• _Exercise aim_
Convert every line of the entries below into a JSON list of strings, one string per line, skipping blank lines and leaving out the pictures.

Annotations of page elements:
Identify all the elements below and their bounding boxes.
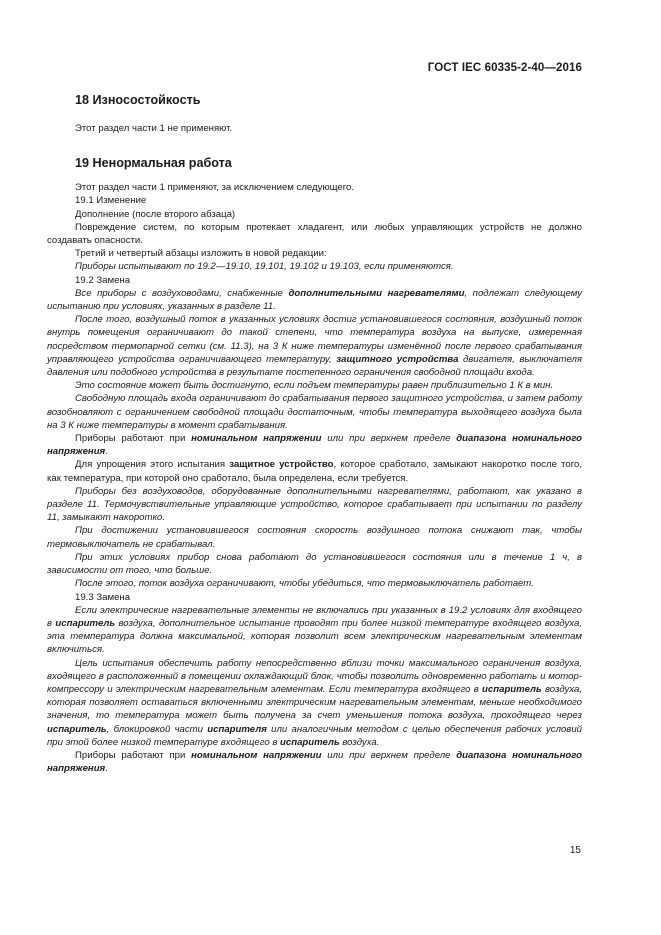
- paragraph-italic: Это состояние может быть достигнуто, если подъем температуры равен приблизительно 1 К в мин.: [75, 380, 554, 392]
- page-number: 15: [569, 845, 581, 856]
- section-19-intro: Этот раздел части 1 применяют, за исключением следующего.: [75, 182, 355, 194]
- section-18-title: 18 Износостойкость: [75, 93, 201, 107]
- paragraph-italic: При достижении установившегося состояния скорость воздушного потока снижают так, чтобы термовыключатель не срабатывал.: [47, 525, 582, 550]
- paragraph-italic: Цель испытания обеспечить работу непосредственно вблизи точки максимального ограничения воздуха, входящего в расположенный в помещении охлаждающий блок, чтобы позволить одновременно работать и мотор-компрессору и электрическим нагревательным элементам. Если температура входящего в испаритель воздуха, которая позволяет оставаться включенными электрическим нагревательным элементам, меньше необходимого значения, то температура может быть получена за счет уменьшения потока воздуха, проходящего через испаритель, блокировкой части испарителя или аналогичным методом с целью обеспечения рабочих условий при этой более низкой температуре входящего в испаритель воздуха.: [47, 657, 582, 748]
- subsection-19-1-head: 19.1 Изменение: [75, 195, 147, 207]
- paragraph: Приборы работают при номинальном напряжении или при верхнем пределе диапазона номинального напряжения.: [47, 433, 582, 458]
- paragraph-italic: Свободную площадь входа ограничивают до срабатывания первого защитного устройства, и затем работу возобновляют с ограничением свободной площади достаточным, чтобы температура выходящего воздуха была на 3 К ниже температуры в момент срабатывания.: [47, 393, 582, 431]
- paragraph: Приборы работают при номинальном напряжении или при верхнем пределе диапазона номинального напряжения.: [47, 749, 582, 775]
- paragraph-italic: Все приборы с воздуховодами, снабженные дополнительными нагревателями, подлежат следующему испытанию при условиях, указанных в разделе 11.: [47, 287, 582, 313]
- paragraph: Для упрощения этого испытания защитное устройство, которое сработало, замыкают накоротко после того, как температура, при которой оно сработало, была определена, если требуется.: [47, 459, 582, 484]
- paragraph-italic: Приборы испытывают по 19.2—19.10, 19.101, 19.102 и 19.103, если применяются.: [75, 261, 454, 273]
- paragraph-italic: Приборы без воздуховодов, оборудованные дополнительными нагревателями, работают, как указано в разделе 11. Термочувствительные управляющие устройство, которое срабатывает при испытании по разделу 11, замыкают накоротко.: [47, 485, 582, 524]
- section-19-title: 19 Ненормальная работа: [75, 156, 232, 171]
- section-18-text: Этот раздел части 1 не применяют.: [75, 123, 233, 134]
- paragraph-italic: После того, воздушный поток в указанных условиях достиг установившегося состояния, воздушный поток внутрь помещения ограничивают до такой степени, что температура воздуха на выпуске, измеренная посредством термопарной сетки (см. 11.3), на 3 К ниже температуры изменённой после первого срабатывания управляющего устройства ограничивающего температуру, защитного устройства двигателя, выключателя давления или подобного устройства в результате постепенного ограничения свободной площади входа.: [47, 314, 582, 379]
- paragraph-italic: После этого, поток воздуха ограничивают, чтобы убедиться, что термовыключатель работает.: [75, 578, 534, 590]
- subsection-19-2-head: 19.2 Замена: [75, 274, 131, 286]
- paragraph: Третий и четвертый абзацы изложить в новой редакции:: [75, 248, 327, 260]
- page-content: [47, 92, 582, 775]
- subsection-19-3-head: 19.3 Замена: [75, 591, 131, 603]
- paragraph: Повреждение систем, по которым протекает хладагент, или любых управляющих устройств не должно создавать опасности.: [47, 221, 582, 247]
- paragraph-italic: При этих условиях прибор снова работают до установившегося состояния или в течение 1 ч, в зависимости от того, что больше.: [47, 551, 582, 577]
- subsection-19-1-sub: Дополнение (после второго абзаца): [75, 208, 236, 220]
- paragraph-italic: Если электрические нагревательные элементы не включались при указанных в 19.2 условиях для входящего в испаритель воздуха, дополнительное испытание проводят при более низкой температуре входящего воздуха, эта температура должна максимальной, которая позволит всем электрическим нагревательным элементам включиться.: [47, 604, 582, 656]
- standard-code: ГОСТ IEC 60335-2-40—2016: [427, 62, 582, 74]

• _Finished task_
[
  "Identify all the elements below and their bounding boxes.",
  "- paragraph-italic: Это состояние может быть достигнуто, если подъем температуры равен приблизительно 1 К в мин.: [75, 380, 554, 392]",
  "- page-number: 15: [569, 845, 581, 856]",
  "- section-19-intro: Этот раздел части 1 применяют, за исключением следующего.: [75, 182, 355, 194]",
  "- section-18-title: 18 Износостойкость: [75, 93, 201, 107]",
  "- paragraph-italic: При достижении установившегося состояния скорость воздушного потока снижают так, чтобы термовыключатель не срабатывал.: [47, 525, 582, 550]",
  "- paragraph-italic: Цель испытания обеспечить работу непосредственно вблизи точки максимального ограничения воздуха, входящего в расположенный в помещении охлаждающий блок, чтобы позволить одновременно работать и мотор-компрессору и электрическим нагревательным элементам. Если температура входящего в испаритель воздуха, которая позволяет оставаться включенными электрическим нагревательным элементам, меньше необходимого значения, то температура может быть получена за счет уменьшения потока воздуха, проходящего через испаритель, блокировкой части испарителя или аналогичным методом с целью обеспечения рабочих условий при этой более низкой температуре входящего в испаритель воздуха.: [47, 657, 582, 748]",
  "- subsection-19-1-head: 19.1 Изменение: [75, 195, 147, 207]",
  "- paragraph: Приборы работают при номинальном напряжении или при верхнем пределе диапазона номинального напряжения.: [47, 433, 582, 458]",
  "- paragraph-italic: Свободную площадь входа ограничивают до срабатывания первого защитного устройства, и затем работу возобновляют с ограничением свободной площади достаточным, чтобы температура выходящего воздуха была на 3 К ниже температуры в момент срабатывания.: [47, 393, 582, 431]",
  "- paragraph: Приборы работают при номинальном напряжении или при верхнем пределе диапазона номинального напряжения.: [47, 749, 582, 775]",
  "- paragraph-italic: Все приборы с воздуховодами, снабженные дополнительными нагревателями, подлежат следующему испытанию при условиях, указанных в разделе 11.: [47, 287, 582, 313]",
  "- paragraph: Для упрощения этого испытания защитное устройство, которое сработало, замыкают накоротко после того, как температура, при которой оно сработало, была определена, если требуется.: [47, 459, 582, 484]",
  "- paragraph-italic: Приборы испытывают по 19.2—19.10, 19.101, 19.102 и 19.103, если применяются.: [75, 261, 454, 273]",
  "- paragraph-italic: Приборы без воздуховодов, оборудованные дополнительными нагревателями, работают, как указано в разделе 11. Термочувствительные управляющие устройство, которое срабатывает при испытании по разделу 11, замыкают накоротко.: [47, 485, 582, 524]",
  "- section-19-title: 19 Ненормальная работа: [75, 156, 232, 171]",
  "- section-18-text: Этот раздел части 1 не применяют.: [75, 123, 233, 134]",
  "- paragraph-italic: После того, воздушный поток в указанных условиях достиг установившегося состояния, воздушный поток внутрь помещения ограничивают до такой степени, что температура воздуха на выпуске, измеренная посредством термопарной сетки (см. 11.3), на 3 К ниже температуры изменённой после первого срабатывания управляющего устройства ограничивающего температуру, защитного устройства двигателя, выключателя давления или подобного устройства в результате постепенного ограничения свободной площади входа.: [47, 314, 582, 379]",
  "- paragraph-italic: После этого, поток воздуха ограничивают, чтобы убедиться, что термовыключатель работает.: [75, 578, 534, 590]",
  "- subsection-19-2-head: 19.2 Замена: [75, 274, 131, 286]",
  "- paragraph: Третий и четвертый абзацы изложить в новой редакции:: [75, 248, 327, 260]",
  "- page-content: [47, 92, 582, 775]",
  "- subsection-19-3-head: 19.3 Замена: [75, 591, 131, 603]",
  "- paragraph: Повреждение систем, по которым протекает хладагент, или любых управляющих устройств не должно создавать опасности.: [47, 221, 582, 247]",
  "- paragraph-italic: При этих условиях прибор снова работают до установившегося состояния или в течение 1 ч, в зависимости от того, что больше.: [47, 551, 582, 577]",
  "- subsection-19-1-sub: Дополнение (после второго абзаца): [75, 208, 236, 220]",
  "- paragraph-italic: Если электрические нагревательные элементы не включались при указанных в 19.2 условиях для входящего в испаритель воздуха, дополнительное испытание проводят при более низкой температуре входящего воздуха, эта температура должна максимальной, которая позволит всем электрическим нагревательным элементам включиться.: [47, 604, 582, 656]",
  "- standard-code: ГОСТ IEC 60335-2-40—2016: [427, 62, 582, 74]"
]